## Input
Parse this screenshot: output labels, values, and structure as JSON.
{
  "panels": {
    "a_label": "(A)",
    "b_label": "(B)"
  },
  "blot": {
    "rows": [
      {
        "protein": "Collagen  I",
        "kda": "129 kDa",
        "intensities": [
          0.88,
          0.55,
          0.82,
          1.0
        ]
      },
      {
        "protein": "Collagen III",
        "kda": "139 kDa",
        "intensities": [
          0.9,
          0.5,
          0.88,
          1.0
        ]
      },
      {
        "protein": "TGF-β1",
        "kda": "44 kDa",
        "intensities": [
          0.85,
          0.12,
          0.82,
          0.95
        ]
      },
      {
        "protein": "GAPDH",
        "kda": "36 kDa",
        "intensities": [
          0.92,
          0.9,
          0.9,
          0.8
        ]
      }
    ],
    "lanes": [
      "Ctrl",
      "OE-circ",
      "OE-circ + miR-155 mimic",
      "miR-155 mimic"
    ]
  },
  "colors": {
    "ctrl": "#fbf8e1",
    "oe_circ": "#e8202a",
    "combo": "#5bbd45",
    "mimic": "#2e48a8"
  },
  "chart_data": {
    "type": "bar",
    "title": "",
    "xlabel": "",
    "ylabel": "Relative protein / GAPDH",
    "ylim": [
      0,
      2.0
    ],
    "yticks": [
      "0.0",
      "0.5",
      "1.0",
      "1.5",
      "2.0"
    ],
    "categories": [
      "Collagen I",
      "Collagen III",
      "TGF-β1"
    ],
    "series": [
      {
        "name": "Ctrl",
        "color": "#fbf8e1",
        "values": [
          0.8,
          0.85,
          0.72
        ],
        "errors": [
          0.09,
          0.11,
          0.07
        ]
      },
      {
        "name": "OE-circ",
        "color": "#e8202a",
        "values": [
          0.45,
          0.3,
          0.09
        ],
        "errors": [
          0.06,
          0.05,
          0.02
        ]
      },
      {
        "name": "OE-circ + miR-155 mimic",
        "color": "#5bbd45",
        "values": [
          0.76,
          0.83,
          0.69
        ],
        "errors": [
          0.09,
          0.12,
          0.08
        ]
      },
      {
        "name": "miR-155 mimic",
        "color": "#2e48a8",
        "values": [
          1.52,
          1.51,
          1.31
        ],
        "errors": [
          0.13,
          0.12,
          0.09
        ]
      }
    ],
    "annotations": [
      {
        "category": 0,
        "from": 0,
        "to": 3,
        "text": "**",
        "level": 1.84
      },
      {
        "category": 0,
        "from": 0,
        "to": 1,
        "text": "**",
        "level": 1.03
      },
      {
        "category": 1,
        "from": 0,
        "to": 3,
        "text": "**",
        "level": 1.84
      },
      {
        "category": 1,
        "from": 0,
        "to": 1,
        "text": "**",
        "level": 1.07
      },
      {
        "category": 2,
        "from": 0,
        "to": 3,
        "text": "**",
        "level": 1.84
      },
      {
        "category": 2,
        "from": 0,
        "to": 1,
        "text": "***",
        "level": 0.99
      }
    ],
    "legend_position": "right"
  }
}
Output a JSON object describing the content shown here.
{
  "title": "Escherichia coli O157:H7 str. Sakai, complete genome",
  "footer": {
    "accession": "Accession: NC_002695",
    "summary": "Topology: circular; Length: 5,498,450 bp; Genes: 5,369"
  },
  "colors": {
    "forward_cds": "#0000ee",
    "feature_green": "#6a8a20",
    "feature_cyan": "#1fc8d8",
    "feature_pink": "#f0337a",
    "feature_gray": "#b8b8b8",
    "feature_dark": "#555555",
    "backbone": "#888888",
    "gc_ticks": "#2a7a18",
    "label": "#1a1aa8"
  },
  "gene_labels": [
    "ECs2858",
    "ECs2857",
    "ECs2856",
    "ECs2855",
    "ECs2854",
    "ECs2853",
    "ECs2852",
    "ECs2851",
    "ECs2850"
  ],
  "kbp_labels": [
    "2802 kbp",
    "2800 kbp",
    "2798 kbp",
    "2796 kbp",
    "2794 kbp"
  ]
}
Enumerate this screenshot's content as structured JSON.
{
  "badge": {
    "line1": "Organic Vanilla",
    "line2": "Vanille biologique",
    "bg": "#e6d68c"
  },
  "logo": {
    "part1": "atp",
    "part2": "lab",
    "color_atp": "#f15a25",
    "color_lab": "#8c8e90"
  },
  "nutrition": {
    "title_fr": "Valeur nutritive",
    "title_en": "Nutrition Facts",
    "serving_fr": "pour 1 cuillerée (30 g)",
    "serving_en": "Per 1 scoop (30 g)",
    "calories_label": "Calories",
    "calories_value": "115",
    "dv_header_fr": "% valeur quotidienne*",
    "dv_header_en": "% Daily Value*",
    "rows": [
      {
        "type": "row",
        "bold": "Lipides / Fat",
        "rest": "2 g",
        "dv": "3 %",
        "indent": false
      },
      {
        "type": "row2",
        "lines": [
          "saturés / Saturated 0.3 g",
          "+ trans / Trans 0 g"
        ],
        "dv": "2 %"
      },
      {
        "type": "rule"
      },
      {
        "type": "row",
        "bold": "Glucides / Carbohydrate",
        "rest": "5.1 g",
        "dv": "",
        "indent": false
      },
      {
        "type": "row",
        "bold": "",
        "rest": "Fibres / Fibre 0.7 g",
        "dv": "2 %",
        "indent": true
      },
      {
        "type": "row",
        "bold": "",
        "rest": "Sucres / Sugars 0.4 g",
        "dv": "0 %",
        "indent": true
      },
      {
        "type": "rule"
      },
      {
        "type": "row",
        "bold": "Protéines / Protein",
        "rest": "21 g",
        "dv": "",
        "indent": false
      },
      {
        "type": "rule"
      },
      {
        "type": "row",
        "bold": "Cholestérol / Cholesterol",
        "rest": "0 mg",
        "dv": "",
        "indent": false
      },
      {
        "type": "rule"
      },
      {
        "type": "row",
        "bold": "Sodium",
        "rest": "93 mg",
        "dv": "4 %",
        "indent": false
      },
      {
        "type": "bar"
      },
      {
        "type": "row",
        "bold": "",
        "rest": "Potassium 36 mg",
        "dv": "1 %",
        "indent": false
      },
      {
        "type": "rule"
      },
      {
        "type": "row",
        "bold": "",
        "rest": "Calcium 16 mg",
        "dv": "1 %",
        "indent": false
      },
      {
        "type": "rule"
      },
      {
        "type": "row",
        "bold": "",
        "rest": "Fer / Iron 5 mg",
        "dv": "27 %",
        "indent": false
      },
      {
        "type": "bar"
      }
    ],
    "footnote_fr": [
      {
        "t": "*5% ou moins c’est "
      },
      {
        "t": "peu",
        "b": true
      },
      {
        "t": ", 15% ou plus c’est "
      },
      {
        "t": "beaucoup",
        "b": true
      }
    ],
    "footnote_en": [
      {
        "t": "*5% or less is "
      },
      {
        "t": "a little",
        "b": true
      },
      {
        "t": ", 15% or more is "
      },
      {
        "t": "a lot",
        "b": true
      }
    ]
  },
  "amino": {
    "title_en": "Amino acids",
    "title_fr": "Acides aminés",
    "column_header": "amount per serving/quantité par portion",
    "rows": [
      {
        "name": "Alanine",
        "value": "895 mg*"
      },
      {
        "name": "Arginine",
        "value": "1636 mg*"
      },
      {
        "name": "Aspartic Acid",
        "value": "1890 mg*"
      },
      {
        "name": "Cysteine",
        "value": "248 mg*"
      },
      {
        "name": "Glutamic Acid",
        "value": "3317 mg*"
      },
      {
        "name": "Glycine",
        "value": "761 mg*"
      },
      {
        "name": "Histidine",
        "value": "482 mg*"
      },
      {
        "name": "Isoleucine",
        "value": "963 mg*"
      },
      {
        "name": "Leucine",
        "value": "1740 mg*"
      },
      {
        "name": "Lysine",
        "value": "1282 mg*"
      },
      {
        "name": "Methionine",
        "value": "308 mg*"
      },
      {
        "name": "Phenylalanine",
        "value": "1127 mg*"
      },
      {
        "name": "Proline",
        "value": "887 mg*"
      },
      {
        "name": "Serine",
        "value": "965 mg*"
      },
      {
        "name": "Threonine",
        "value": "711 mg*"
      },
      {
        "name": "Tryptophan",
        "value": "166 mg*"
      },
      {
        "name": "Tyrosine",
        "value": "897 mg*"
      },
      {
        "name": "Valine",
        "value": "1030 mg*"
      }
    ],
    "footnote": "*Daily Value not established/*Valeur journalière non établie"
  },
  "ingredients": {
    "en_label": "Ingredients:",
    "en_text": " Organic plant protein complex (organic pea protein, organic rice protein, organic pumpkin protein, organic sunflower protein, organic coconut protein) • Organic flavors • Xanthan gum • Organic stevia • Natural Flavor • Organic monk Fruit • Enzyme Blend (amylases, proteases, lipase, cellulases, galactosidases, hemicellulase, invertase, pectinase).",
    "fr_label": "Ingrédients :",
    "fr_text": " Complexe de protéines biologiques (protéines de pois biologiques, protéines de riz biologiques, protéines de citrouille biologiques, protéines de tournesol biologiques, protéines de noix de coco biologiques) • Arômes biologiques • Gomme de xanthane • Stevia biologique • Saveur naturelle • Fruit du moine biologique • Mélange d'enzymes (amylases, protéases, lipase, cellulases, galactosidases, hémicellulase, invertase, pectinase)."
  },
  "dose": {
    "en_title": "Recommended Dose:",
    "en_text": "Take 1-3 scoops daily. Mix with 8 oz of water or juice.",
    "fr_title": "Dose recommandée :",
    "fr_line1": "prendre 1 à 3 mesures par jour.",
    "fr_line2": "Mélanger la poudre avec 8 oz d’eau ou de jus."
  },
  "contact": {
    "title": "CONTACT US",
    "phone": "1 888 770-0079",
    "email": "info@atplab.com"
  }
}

## Task objective
Note how many lines in the listing above contain the word "amylases" and give only that number.

## Reply
2